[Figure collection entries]
------------------------

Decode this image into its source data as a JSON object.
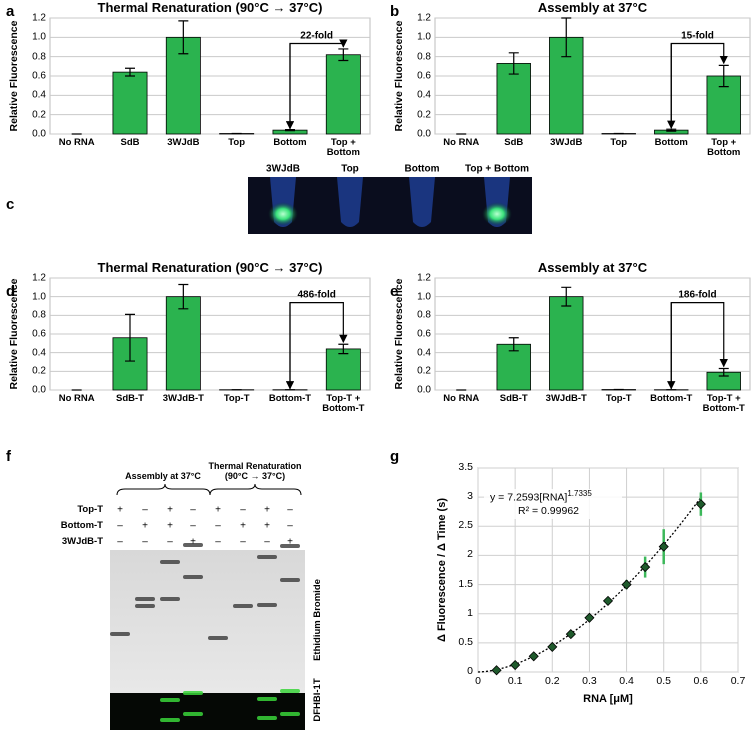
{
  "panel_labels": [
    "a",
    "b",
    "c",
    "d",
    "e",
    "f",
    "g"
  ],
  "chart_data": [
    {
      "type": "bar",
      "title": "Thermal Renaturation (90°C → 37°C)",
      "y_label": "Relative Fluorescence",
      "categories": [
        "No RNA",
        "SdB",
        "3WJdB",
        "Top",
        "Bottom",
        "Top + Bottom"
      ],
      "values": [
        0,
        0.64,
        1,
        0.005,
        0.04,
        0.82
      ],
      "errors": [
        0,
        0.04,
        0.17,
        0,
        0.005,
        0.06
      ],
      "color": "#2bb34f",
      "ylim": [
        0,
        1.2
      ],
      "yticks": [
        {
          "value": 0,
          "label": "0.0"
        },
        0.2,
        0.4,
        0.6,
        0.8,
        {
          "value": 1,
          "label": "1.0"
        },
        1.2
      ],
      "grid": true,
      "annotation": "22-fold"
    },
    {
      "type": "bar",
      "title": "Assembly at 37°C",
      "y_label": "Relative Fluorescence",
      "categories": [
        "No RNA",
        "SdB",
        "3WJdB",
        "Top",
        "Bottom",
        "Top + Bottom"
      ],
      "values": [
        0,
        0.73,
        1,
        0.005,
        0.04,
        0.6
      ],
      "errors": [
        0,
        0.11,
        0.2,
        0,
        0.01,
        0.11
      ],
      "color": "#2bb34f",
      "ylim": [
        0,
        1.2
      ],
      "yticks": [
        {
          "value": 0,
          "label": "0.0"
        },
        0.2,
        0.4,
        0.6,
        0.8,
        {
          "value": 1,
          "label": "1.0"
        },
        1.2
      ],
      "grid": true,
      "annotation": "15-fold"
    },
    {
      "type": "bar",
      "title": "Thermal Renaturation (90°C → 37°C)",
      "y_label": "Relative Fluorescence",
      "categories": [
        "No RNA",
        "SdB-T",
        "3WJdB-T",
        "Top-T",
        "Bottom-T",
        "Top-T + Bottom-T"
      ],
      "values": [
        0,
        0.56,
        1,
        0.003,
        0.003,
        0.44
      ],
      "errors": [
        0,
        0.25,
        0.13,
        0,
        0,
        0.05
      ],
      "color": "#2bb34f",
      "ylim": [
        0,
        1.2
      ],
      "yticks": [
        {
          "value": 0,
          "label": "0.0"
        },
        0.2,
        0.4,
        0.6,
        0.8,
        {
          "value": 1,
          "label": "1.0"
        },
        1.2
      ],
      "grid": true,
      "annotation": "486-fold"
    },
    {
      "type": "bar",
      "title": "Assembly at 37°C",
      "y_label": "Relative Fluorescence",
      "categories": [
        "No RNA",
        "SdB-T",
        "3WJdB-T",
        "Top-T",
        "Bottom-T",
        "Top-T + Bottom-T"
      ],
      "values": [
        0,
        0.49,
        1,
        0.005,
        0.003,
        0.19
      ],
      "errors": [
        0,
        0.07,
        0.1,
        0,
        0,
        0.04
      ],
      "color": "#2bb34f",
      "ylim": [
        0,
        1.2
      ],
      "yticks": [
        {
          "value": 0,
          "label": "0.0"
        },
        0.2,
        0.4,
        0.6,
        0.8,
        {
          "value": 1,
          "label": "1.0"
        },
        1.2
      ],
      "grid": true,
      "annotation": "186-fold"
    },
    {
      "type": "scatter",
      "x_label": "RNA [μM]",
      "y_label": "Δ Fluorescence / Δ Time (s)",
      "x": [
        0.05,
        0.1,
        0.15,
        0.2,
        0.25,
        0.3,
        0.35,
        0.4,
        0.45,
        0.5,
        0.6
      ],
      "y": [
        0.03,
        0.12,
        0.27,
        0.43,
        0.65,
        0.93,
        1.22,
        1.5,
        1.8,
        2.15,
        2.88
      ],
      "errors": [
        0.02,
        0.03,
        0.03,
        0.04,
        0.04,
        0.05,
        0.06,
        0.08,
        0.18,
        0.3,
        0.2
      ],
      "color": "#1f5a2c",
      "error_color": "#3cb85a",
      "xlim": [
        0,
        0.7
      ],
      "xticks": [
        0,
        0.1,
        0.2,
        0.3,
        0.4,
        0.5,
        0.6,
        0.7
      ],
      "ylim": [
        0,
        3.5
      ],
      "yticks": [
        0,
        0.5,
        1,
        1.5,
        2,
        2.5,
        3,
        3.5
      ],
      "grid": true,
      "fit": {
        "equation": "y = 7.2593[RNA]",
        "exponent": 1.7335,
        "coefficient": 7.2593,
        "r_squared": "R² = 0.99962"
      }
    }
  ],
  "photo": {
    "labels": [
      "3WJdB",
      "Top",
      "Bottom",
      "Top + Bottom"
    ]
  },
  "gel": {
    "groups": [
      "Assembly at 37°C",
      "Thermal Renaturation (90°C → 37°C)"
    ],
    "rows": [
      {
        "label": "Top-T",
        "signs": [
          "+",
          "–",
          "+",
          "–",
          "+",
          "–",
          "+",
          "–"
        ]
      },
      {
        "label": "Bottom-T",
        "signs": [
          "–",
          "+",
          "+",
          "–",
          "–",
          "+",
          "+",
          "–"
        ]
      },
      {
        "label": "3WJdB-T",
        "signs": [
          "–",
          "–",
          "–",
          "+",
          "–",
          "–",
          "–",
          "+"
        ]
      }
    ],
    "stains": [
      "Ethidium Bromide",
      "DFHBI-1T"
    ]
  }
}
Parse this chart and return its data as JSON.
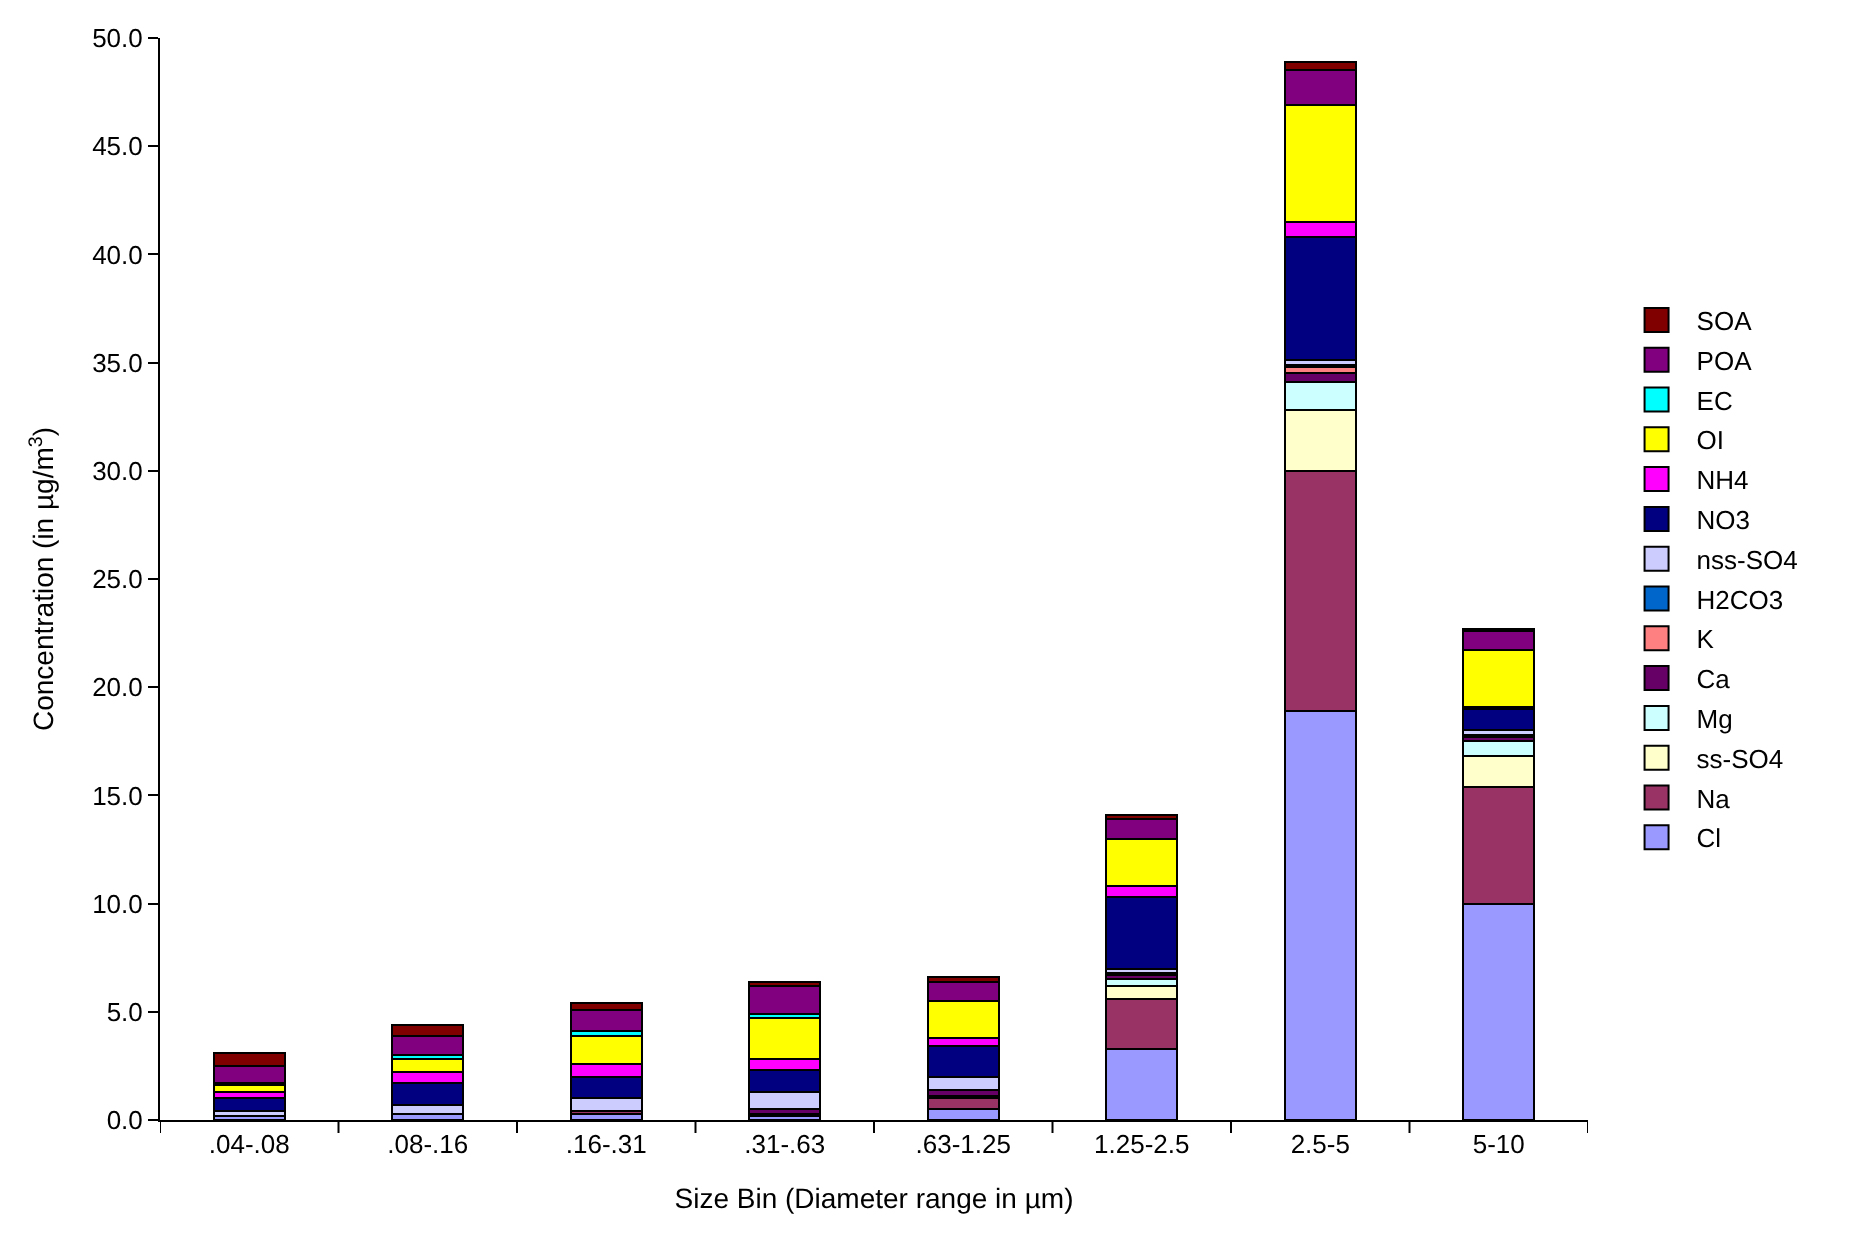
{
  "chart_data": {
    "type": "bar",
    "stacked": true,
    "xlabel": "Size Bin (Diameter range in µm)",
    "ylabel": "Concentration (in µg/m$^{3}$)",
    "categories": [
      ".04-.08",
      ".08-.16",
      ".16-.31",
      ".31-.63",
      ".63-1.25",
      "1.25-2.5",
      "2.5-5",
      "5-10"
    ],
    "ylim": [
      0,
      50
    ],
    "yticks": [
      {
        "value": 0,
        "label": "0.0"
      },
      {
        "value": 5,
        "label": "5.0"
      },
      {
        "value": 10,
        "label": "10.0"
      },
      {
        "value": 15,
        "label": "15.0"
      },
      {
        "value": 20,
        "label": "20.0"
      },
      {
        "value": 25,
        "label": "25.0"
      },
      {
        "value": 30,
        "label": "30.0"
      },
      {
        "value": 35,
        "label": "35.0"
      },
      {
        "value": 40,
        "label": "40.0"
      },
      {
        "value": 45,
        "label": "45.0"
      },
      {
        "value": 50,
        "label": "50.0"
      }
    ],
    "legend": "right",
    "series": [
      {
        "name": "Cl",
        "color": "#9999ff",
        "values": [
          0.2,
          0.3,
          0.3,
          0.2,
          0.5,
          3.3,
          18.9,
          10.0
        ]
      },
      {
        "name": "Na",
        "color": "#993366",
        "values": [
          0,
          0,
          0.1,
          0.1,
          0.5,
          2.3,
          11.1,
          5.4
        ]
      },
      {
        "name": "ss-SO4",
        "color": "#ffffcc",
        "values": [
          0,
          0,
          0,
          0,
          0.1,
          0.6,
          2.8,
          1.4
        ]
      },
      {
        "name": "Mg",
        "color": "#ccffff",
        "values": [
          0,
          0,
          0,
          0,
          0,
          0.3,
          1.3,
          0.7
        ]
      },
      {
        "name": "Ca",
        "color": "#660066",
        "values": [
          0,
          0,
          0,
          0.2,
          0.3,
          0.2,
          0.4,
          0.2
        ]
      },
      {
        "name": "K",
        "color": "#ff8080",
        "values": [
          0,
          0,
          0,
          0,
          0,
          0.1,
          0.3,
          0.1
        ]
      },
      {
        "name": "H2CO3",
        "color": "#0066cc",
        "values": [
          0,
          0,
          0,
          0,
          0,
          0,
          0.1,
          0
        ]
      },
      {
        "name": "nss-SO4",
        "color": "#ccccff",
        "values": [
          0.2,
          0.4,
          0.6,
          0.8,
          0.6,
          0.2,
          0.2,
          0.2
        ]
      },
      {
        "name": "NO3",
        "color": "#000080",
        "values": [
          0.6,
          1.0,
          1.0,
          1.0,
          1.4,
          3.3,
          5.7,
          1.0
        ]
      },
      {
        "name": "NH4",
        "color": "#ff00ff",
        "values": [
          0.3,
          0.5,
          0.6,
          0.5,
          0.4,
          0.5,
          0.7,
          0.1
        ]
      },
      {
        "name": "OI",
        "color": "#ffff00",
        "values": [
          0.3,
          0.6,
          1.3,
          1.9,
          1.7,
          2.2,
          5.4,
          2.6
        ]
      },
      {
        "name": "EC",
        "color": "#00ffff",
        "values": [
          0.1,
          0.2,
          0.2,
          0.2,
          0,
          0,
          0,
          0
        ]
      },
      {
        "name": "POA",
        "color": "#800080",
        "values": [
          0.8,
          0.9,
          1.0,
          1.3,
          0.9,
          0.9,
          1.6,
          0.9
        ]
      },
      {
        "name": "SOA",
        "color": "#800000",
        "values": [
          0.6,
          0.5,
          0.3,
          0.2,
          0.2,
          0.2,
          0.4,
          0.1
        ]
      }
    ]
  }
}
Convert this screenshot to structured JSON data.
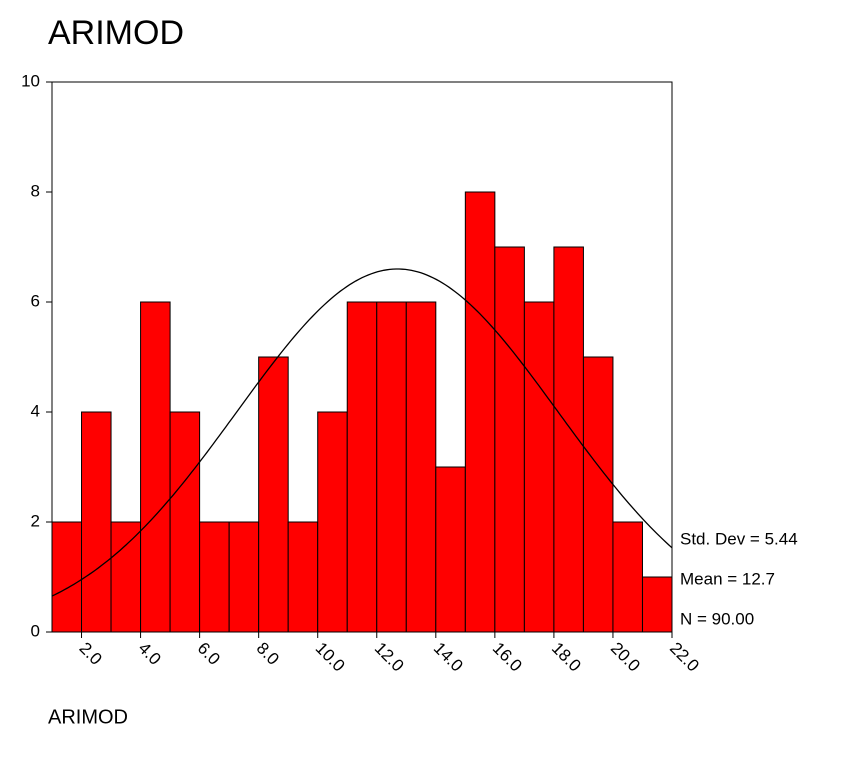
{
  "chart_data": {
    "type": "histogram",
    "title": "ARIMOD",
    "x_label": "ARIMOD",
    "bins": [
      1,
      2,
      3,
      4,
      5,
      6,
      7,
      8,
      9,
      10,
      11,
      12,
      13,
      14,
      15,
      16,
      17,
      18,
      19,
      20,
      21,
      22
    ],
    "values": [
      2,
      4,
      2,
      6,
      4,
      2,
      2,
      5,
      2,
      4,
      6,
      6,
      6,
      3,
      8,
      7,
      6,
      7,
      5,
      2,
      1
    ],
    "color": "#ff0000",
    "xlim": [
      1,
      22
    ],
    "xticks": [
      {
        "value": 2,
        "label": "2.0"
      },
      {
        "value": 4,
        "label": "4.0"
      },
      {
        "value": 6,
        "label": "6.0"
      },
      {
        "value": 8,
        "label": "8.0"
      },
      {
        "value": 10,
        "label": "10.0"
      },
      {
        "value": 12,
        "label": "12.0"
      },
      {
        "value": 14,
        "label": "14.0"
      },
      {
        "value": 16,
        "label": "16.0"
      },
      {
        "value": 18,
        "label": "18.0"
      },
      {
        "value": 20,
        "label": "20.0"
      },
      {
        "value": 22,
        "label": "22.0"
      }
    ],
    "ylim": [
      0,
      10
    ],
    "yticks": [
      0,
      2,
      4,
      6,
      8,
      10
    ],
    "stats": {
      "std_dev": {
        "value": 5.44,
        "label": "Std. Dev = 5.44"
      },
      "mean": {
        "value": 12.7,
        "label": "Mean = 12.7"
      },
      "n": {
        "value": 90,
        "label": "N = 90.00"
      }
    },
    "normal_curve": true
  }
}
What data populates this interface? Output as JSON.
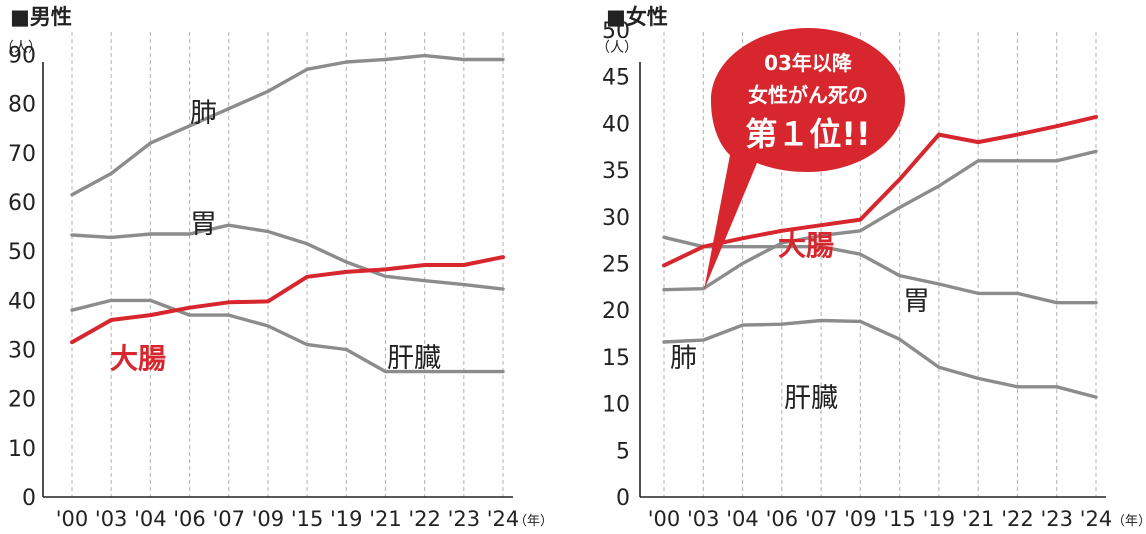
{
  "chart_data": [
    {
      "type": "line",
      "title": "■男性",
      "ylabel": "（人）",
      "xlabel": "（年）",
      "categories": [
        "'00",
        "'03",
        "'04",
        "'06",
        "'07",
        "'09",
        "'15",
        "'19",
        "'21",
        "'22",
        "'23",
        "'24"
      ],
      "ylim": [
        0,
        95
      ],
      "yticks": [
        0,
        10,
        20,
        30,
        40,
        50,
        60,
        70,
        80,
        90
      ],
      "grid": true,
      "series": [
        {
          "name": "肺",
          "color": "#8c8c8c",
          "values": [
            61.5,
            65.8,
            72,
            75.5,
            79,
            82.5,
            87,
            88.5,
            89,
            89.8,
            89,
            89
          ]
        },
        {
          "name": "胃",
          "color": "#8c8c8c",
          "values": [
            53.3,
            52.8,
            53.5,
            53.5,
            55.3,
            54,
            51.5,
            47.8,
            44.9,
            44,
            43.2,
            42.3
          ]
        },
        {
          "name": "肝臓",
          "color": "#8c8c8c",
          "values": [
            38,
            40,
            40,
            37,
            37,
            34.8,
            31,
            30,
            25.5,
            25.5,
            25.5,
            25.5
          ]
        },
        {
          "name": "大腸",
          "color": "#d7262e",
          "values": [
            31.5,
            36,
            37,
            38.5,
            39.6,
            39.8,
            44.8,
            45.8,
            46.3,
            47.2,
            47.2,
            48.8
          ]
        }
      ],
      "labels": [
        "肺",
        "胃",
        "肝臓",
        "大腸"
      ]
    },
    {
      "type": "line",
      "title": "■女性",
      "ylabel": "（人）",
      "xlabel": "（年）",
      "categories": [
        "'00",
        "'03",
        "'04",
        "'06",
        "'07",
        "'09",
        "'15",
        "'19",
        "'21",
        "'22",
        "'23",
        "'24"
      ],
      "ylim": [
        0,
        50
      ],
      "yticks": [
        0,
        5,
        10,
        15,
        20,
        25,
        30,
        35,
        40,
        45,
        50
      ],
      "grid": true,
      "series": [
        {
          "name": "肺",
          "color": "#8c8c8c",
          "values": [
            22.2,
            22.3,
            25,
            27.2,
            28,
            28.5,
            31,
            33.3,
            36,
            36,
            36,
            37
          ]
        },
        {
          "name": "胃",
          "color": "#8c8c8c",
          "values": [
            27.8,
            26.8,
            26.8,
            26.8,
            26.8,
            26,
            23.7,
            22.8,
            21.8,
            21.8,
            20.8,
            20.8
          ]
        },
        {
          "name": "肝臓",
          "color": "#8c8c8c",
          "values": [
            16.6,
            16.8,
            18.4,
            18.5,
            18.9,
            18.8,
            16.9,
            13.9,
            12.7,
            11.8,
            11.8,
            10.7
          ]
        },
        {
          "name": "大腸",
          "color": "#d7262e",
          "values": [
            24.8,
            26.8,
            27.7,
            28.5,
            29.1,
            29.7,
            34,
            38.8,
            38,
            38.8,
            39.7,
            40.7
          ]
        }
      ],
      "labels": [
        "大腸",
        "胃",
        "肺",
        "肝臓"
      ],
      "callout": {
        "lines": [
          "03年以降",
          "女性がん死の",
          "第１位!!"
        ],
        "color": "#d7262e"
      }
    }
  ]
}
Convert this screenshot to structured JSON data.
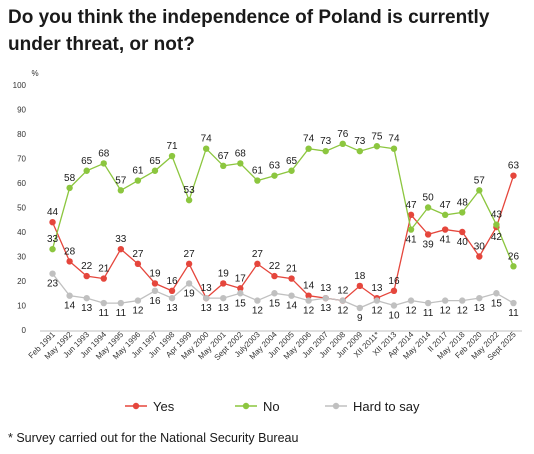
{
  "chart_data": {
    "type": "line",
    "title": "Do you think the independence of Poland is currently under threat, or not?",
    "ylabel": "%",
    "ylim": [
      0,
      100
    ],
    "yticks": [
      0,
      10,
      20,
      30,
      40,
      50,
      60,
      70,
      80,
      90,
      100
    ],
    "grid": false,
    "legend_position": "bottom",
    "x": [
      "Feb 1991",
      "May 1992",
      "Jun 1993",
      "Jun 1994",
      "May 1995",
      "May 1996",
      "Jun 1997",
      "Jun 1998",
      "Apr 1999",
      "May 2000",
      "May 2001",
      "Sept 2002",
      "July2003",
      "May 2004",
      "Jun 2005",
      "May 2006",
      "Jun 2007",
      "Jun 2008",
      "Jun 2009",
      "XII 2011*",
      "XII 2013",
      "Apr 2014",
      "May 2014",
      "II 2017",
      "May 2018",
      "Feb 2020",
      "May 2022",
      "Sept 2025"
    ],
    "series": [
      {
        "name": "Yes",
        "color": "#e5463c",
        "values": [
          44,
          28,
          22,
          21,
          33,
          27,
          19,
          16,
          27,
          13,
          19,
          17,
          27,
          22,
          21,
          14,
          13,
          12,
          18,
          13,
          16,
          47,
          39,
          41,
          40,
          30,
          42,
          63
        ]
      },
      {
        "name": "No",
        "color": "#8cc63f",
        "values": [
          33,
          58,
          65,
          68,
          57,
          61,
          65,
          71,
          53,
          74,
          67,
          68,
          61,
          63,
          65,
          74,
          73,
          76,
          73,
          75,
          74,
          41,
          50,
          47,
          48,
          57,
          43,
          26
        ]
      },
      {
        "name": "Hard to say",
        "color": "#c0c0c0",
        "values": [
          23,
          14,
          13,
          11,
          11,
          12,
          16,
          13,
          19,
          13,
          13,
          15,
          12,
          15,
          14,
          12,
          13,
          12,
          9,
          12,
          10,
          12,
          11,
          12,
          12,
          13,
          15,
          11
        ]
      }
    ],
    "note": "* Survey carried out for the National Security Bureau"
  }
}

------------------------

GIVEN REQUEST:
Among the entries, how many lines include the word "title"? Answer with a single number and nothing further.

ANSWER TO THIS TASK:
8